:: Listed records ::
◇ ◇ ◇
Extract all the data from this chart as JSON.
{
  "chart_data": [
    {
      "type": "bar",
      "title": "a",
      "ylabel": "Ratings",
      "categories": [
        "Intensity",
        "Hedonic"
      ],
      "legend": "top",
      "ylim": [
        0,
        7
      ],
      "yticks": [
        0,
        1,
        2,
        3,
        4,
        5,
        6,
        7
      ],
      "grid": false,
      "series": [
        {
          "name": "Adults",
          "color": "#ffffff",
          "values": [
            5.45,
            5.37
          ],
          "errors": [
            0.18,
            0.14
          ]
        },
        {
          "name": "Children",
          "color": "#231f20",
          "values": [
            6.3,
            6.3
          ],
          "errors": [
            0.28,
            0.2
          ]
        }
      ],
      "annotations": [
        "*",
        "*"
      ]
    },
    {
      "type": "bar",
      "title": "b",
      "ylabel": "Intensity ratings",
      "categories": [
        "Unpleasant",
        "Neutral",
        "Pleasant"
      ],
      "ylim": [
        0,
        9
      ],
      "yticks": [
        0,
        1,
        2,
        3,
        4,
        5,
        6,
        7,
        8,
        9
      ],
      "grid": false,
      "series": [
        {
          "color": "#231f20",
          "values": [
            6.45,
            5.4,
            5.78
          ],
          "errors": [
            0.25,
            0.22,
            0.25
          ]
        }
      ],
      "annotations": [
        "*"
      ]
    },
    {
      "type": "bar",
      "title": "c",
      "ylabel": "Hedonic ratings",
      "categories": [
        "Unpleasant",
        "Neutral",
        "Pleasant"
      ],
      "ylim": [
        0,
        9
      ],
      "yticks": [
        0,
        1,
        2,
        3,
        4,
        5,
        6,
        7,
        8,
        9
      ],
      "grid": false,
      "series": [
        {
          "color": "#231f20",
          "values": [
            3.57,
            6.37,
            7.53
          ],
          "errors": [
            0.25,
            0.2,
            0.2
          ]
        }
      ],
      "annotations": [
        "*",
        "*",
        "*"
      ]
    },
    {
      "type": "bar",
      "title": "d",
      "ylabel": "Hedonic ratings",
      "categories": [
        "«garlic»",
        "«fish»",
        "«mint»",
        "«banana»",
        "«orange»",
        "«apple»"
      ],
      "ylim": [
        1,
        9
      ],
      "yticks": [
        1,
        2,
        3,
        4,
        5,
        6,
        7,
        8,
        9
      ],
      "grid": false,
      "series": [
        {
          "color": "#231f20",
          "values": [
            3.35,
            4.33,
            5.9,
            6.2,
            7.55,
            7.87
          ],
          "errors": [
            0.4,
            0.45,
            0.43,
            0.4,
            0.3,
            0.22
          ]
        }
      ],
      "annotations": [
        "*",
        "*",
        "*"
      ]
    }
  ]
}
◇ ◇ ◇
:: Problem statement ::
Return each line of the records above exactly as it reads.

:: Solution for this task ::
Extract all the data from this chart as JSON.
{
  "chart_data": [
    {
      "type": "bar",
      "title": "a",
      "ylabel": "Ratings",
      "categories": [
        "Intensity",
        "Hedonic"
      ],
      "legend": "top",
      "ylim": [
        0,
        7
      ],
      "yticks": [
        0,
        1,
        2,
        3,
        4,
        5,
        6,
        7
      ],
      "grid": false,
      "series": [
        {
          "name": "Adults",
          "color": "#ffffff",
          "values": [
            5.45,
            5.37
          ],
          "errors": [
            0.18,
            0.14
          ]
        },
        {
          "name": "Children",
          "color": "#231f20",
          "values": [
            6.3,
            6.3
          ],
          "errors": [
            0.28,
            0.2
          ]
        }
      ],
      "annotations": [
        "*",
        "*"
      ]
    },
    {
      "type": "bar",
      "title": "b",
      "ylabel": "Intensity ratings",
      "categories": [
        "Unpleasant",
        "Neutral",
        "Pleasant"
      ],
      "ylim": [
        0,
        9
      ],
      "yticks": [
        0,
        1,
        2,
        3,
        4,
        5,
        6,
        7,
        8,
        9
      ],
      "grid": false,
      "series": [
        {
          "color": "#231f20",
          "values": [
            6.45,
            5.4,
            5.78
          ],
          "errors": [
            0.25,
            0.22,
            0.25
          ]
        }
      ],
      "annotations": [
        "*"
      ]
    },
    {
      "type": "bar",
      "title": "c",
      "ylabel": "Hedonic ratings",
      "categories": [
        "Unpleasant",
        "Neutral",
        "Pleasant"
      ],
      "ylim": [
        0,
        9
      ],
      "yticks": [
        0,
        1,
        2,
        3,
        4,
        5,
        6,
        7,
        8,
        9
      ],
      "grid": false,
      "series": [
        {
          "color": "#231f20",
          "values": [
            3.57,
            6.37,
            7.53
          ],
          "errors": [
            0.25,
            0.2,
            0.2
          ]
        }
      ],
      "annotations": [
        "*",
        "*",
        "*"
      ]
    },
    {
      "type": "bar",
      "title": "d",
      "ylabel": "Hedonic ratings",
      "categories": [
        "«garlic»",
        "«fish»",
        "«mint»",
        "«banana»",
        "«orange»",
        "«apple»"
      ],
      "ylim": [
        1,
        9
      ],
      "yticks": [
        1,
        2,
        3,
        4,
        5,
        6,
        7,
        8,
        9
      ],
      "grid": false,
      "series": [
        {
          "color": "#231f20",
          "values": [
            3.35,
            4.33,
            5.9,
            6.2,
            7.55,
            7.87
          ],
          "errors": [
            0.4,
            0.45,
            0.43,
            0.4,
            0.3,
            0.22
          ]
        }
      ],
      "annotations": [
        "*",
        "*",
        "*"
      ]
    }
  ]
}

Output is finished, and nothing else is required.